§ Task objective
Return every line of the records below verbatim, with no pictures in the copy.

§ Records to process
##########

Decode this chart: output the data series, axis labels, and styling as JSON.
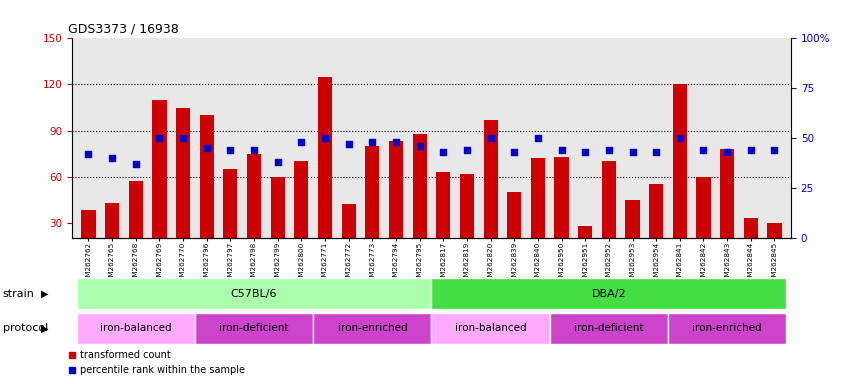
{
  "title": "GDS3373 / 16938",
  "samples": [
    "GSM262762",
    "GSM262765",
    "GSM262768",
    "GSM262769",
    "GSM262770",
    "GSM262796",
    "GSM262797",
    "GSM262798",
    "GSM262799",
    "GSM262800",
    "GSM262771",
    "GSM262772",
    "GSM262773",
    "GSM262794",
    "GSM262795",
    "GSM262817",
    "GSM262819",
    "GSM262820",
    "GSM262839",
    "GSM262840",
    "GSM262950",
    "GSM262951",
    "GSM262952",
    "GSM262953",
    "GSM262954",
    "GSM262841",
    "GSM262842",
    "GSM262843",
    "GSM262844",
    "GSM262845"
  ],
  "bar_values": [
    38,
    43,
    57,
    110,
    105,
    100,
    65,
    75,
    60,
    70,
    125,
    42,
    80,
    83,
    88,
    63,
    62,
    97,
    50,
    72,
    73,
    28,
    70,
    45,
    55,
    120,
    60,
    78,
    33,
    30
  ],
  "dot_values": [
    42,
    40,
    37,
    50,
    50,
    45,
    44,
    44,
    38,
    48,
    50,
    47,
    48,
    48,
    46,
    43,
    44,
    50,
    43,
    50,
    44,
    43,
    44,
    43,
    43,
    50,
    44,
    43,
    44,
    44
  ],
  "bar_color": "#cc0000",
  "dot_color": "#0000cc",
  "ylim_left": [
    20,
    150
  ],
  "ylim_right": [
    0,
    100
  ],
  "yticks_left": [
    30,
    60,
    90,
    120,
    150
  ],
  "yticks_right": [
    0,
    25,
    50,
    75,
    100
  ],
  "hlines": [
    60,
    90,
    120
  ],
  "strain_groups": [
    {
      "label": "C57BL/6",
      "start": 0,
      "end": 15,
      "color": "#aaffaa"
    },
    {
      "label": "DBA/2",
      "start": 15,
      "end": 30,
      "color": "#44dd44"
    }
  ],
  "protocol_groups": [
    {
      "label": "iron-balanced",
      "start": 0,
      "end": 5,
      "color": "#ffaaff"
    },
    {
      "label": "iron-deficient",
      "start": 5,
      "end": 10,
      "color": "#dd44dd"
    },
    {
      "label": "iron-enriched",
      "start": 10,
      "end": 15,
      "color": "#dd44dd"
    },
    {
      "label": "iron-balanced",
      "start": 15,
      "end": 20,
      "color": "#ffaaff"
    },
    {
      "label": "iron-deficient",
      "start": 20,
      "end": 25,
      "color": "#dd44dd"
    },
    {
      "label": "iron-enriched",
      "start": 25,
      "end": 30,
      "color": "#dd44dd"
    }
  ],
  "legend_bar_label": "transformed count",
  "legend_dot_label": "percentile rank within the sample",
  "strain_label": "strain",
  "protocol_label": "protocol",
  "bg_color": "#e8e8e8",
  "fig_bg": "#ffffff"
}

##########

§ Task solution
Decode this chart: output the data series, axis labels, and styling as JSON.
{
  "title": "GDS3373 / 16938",
  "samples": [
    "GSM262762",
    "GSM262765",
    "GSM262768",
    "GSM262769",
    "GSM262770",
    "GSM262796",
    "GSM262797",
    "GSM262798",
    "GSM262799",
    "GSM262800",
    "GSM262771",
    "GSM262772",
    "GSM262773",
    "GSM262794",
    "GSM262795",
    "GSM262817",
    "GSM262819",
    "GSM262820",
    "GSM262839",
    "GSM262840",
    "GSM262950",
    "GSM262951",
    "GSM262952",
    "GSM262953",
    "GSM262954",
    "GSM262841",
    "GSM262842",
    "GSM262843",
    "GSM262844",
    "GSM262845"
  ],
  "bar_values": [
    38,
    43,
    57,
    110,
    105,
    100,
    65,
    75,
    60,
    70,
    125,
    42,
    80,
    83,
    88,
    63,
    62,
    97,
    50,
    72,
    73,
    28,
    70,
    45,
    55,
    120,
    60,
    78,
    33,
    30
  ],
  "dot_values": [
    42,
    40,
    37,
    50,
    50,
    45,
    44,
    44,
    38,
    48,
    50,
    47,
    48,
    48,
    46,
    43,
    44,
    50,
    43,
    50,
    44,
    43,
    44,
    43,
    43,
    50,
    44,
    43,
    44,
    44
  ],
  "bar_color": "#cc0000",
  "dot_color": "#0000cc",
  "ylim_left": [
    20,
    150
  ],
  "ylim_right": [
    0,
    100
  ],
  "yticks_left": [
    30,
    60,
    90,
    120,
    150
  ],
  "yticks_right": [
    0,
    25,
    50,
    75,
    100
  ],
  "hlines": [
    60,
    90,
    120
  ],
  "strain_groups": [
    {
      "label": "C57BL/6",
      "start": 0,
      "end": 15,
      "color": "#aaffaa"
    },
    {
      "label": "DBA/2",
      "start": 15,
      "end": 30,
      "color": "#44dd44"
    }
  ],
  "protocol_groups": [
    {
      "label": "iron-balanced",
      "start": 0,
      "end": 5,
      "color": "#ffaaff"
    },
    {
      "label": "iron-deficient",
      "start": 5,
      "end": 10,
      "color": "#dd44dd"
    },
    {
      "label": "iron-enriched",
      "start": 10,
      "end": 15,
      "color": "#dd44dd"
    },
    {
      "label": "iron-balanced",
      "start": 15,
      "end": 20,
      "color": "#ffaaff"
    },
    {
      "label": "iron-deficient",
      "start": 20,
      "end": 25,
      "color": "#dd44dd"
    },
    {
      "label": "iron-enriched",
      "start": 25,
      "end": 30,
      "color": "#dd44dd"
    }
  ],
  "legend_bar_label": "transformed count",
  "legend_dot_label": "percentile rank within the sample",
  "strain_label": "strain",
  "protocol_label": "protocol",
  "bg_color": "#e8e8e8",
  "fig_bg": "#ffffff"
}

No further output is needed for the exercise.